## Directive
Below are some records. Say in a single number how many of their lines include the word "value".

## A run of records

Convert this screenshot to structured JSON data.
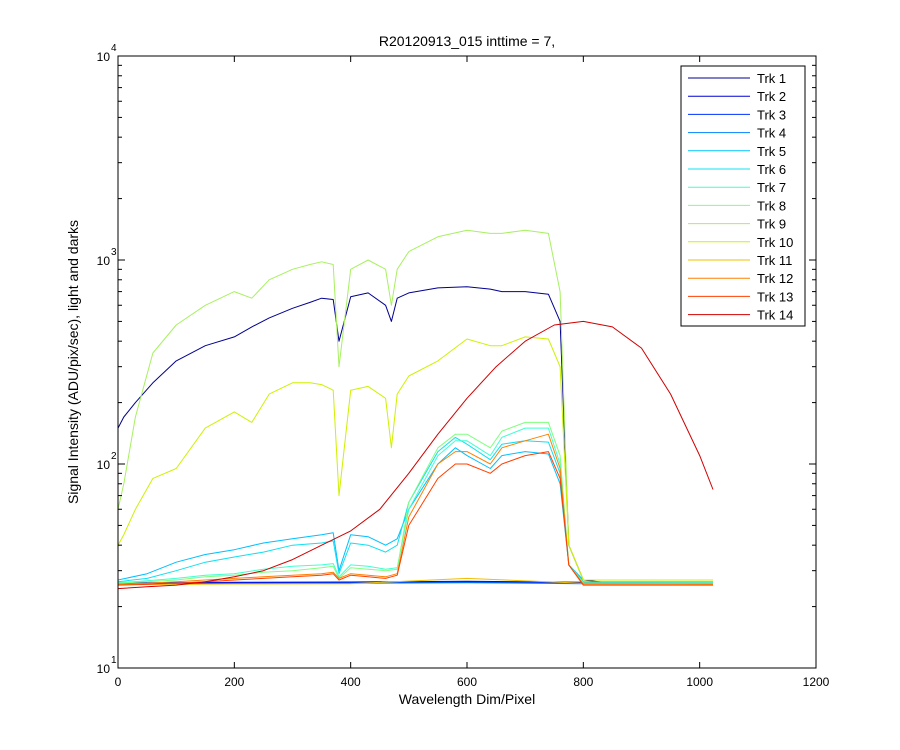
{
  "chart_data": {
    "type": "line",
    "title": "R20120913_015 inttime = 7,",
    "xlabel": "Wavelength Dim/Pixel",
    "ylabel": "Signal Intensity (ADU/pix/sec), light and darks",
    "xlim": [
      0,
      1200
    ],
    "ylim": [
      10,
      10000
    ],
    "yscale": "log",
    "grid": false,
    "legend_position": "top-right",
    "x_ticks": [
      "0",
      "200",
      "400",
      "600",
      "800",
      "1000",
      "1200"
    ],
    "y_ticks": [
      {
        "base": "10",
        "exp": "1",
        "value": 10
      },
      {
        "base": "10",
        "exp": "2",
        "value": 100
      },
      {
        "base": "10",
        "exp": "3",
        "value": 1000
      },
      {
        "base": "10",
        "exp": "4",
        "value": 10000
      }
    ],
    "series": [
      {
        "name": "Trk 1",
        "color": "#00008f",
        "x": [
          0,
          10,
          30,
          60,
          100,
          150,
          200,
          230,
          260,
          300,
          330,
          350,
          370,
          380,
          400,
          430,
          460,
          470,
          480,
          500,
          550,
          600,
          640,
          660,
          700,
          740,
          760,
          775,
          800,
          850,
          900,
          1000,
          1023
        ],
        "y": [
          150,
          170,
          200,
          250,
          320,
          380,
          420,
          470,
          520,
          580,
          620,
          650,
          640,
          400,
          660,
          690,
          600,
          500,
          650,
          690,
          730,
          740,
          720,
          700,
          700,
          680,
          500,
          40,
          27,
          26,
          26,
          26,
          26
        ]
      },
      {
        "name": "Trk 2",
        "color": "#0000d0",
        "x": [
          0,
          100,
          200,
          400,
          600,
          800,
          1023
        ],
        "y": [
          26.2,
          26.2,
          26.3,
          26.4,
          26.6,
          26.3,
          26.2
        ]
      },
      {
        "name": "Trk 3",
        "color": "#0030ff",
        "x": [
          0,
          100,
          200,
          400,
          600,
          800,
          1023
        ],
        "y": [
          26.0,
          26.0,
          26.1,
          26.2,
          26.4,
          26.1,
          26.0
        ]
      },
      {
        "name": "Trk 4",
        "color": "#0080ff",
        "x": [
          0,
          100,
          200,
          400,
          600,
          800,
          1023
        ],
        "y": [
          25.8,
          25.8,
          25.9,
          26.0,
          26.2,
          25.9,
          25.8
        ]
      },
      {
        "name": "Trk 5",
        "color": "#00c0ff",
        "x": [
          0,
          50,
          100,
          150,
          200,
          250,
          300,
          350,
          370,
          380,
          400,
          430,
          460,
          480,
          500,
          550,
          580,
          600,
          640,
          660,
          700,
          740,
          760,
          775,
          800,
          1023
        ],
        "y": [
          27,
          29,
          33,
          36,
          38,
          41,
          43,
          45,
          46,
          30,
          45,
          44,
          40,
          43,
          60,
          100,
          120,
          110,
          95,
          110,
          115,
          112,
          80,
          32,
          27,
          27
        ]
      },
      {
        "name": "Trk 6",
        "color": "#10e0f0",
        "x": [
          0,
          50,
          100,
          150,
          200,
          250,
          300,
          350,
          370,
          380,
          400,
          430,
          460,
          480,
          500,
          550,
          580,
          600,
          640,
          660,
          700,
          740,
          760,
          775,
          800,
          1023
        ],
        "y": [
          26.5,
          27.5,
          30,
          33,
          35,
          37,
          40,
          41,
          42,
          29,
          41,
          40,
          37,
          40,
          65,
          115,
          135,
          125,
          105,
          125,
          130,
          128,
          90,
          32,
          26.5,
          26.5
        ]
      },
      {
        "name": "Trk 7",
        "color": "#40ffd0",
        "x": [
          0,
          50,
          100,
          150,
          200,
          250,
          300,
          350,
          370,
          380,
          400,
          430,
          460,
          480,
          500,
          550,
          580,
          600,
          640,
          660,
          700,
          740,
          760,
          775,
          800,
          1023
        ],
        "y": [
          26.2,
          26.8,
          27.5,
          28.5,
          29,
          30.5,
          31.5,
          32,
          32.5,
          28,
          32,
          31.5,
          30.5,
          31,
          60,
          110,
          130,
          130,
          110,
          135,
          150,
          150,
          100,
          32,
          26.2,
          26.2
        ]
      },
      {
        "name": "Trk 8",
        "color": "#80ff80",
        "x": [
          0,
          50,
          100,
          150,
          200,
          250,
          300,
          350,
          370,
          380,
          400,
          430,
          460,
          480,
          500,
          550,
          580,
          600,
          640,
          660,
          700,
          740,
          760,
          775,
          800,
          1023
        ],
        "y": [
          26,
          26.5,
          27,
          28,
          28.5,
          29.5,
          30,
          31,
          31.5,
          27.5,
          31,
          30.5,
          30,
          30.5,
          65,
          120,
          140,
          140,
          120,
          145,
          160,
          160,
          110,
          32,
          26,
          26
        ]
      },
      {
        "name": "Trk 9",
        "color": "#a8f060",
        "x": [
          0,
          10,
          30,
          60,
          100,
          150,
          200,
          230,
          260,
          300,
          330,
          350,
          370,
          380,
          400,
          430,
          460,
          470,
          480,
          500,
          550,
          600,
          640,
          660,
          700,
          740,
          760,
          775,
          800,
          850,
          900,
          1000,
          1023
        ],
        "y": [
          60,
          80,
          170,
          350,
          480,
          600,
          700,
          650,
          800,
          900,
          950,
          980,
          950,
          300,
          900,
          1000,
          900,
          600,
          900,
          1100,
          1300,
          1400,
          1350,
          1350,
          1400,
          1350,
          700,
          40,
          27,
          27,
          27,
          27,
          27
        ]
      },
      {
        "name": "Trk 10",
        "color": "#d0f000",
        "x": [
          0,
          10,
          30,
          60,
          100,
          150,
          200,
          230,
          260,
          300,
          330,
          350,
          370,
          380,
          400,
          430,
          460,
          470,
          480,
          500,
          550,
          600,
          640,
          660,
          700,
          740,
          760,
          775,
          800,
          850,
          900,
          1000,
          1023
        ],
        "y": [
          40,
          45,
          60,
          85,
          95,
          150,
          180,
          160,
          220,
          250,
          250,
          245,
          230,
          70,
          230,
          240,
          210,
          120,
          220,
          270,
          320,
          410,
          380,
          380,
          420,
          410,
          300,
          40,
          27,
          27,
          27,
          27,
          27
        ]
      },
      {
        "name": "Trk 11",
        "color": "#f0c000",
        "x": [
          0,
          100,
          200,
          400,
          600,
          800,
          1023
        ],
        "y": [
          25.7,
          25.7,
          25.8,
          25.9,
          27.5,
          26.0,
          25.7
        ]
      },
      {
        "name": "Trk 12",
        "color": "#ff8000",
        "x": [
          0,
          50,
          100,
          150,
          200,
          250,
          300,
          350,
          370,
          380,
          400,
          430,
          460,
          480,
          500,
          550,
          580,
          600,
          640,
          660,
          700,
          740,
          760,
          775,
          800,
          1023
        ],
        "y": [
          25.8,
          26,
          26.5,
          27,
          27.5,
          28,
          28.5,
          29,
          29.5,
          27.5,
          29,
          28.5,
          28,
          29,
          55,
          100,
          115,
          115,
          100,
          120,
          130,
          140,
          95,
          32,
          25.8,
          25.8
        ]
      },
      {
        "name": "Trk 13",
        "color": "#ff4000",
        "x": [
          0,
          50,
          100,
          150,
          200,
          250,
          300,
          350,
          370,
          380,
          400,
          430,
          460,
          480,
          500,
          550,
          580,
          600,
          640,
          660,
          700,
          740,
          760,
          775,
          800,
          1023
        ],
        "y": [
          25.5,
          25.7,
          26,
          26.5,
          27,
          27.5,
          28,
          28.5,
          29,
          27,
          28.5,
          28,
          27.5,
          28.5,
          50,
          85,
          100,
          100,
          90,
          100,
          110,
          115,
          85,
          32,
          25.5,
          25.5
        ]
      },
      {
        "name": "Trk 14",
        "color": "#d00000",
        "x": [
          0,
          50,
          100,
          150,
          200,
          250,
          300,
          350,
          400,
          450,
          500,
          550,
          600,
          650,
          700,
          750,
          800,
          850,
          900,
          950,
          1000,
          1023
        ],
        "y": [
          24.5,
          25,
          25.5,
          26.5,
          28,
          30,
          34,
          40,
          47,
          60,
          90,
          140,
          210,
          300,
          400,
          480,
          500,
          470,
          370,
          220,
          110,
          75
        ]
      }
    ]
  }
}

## Written response
4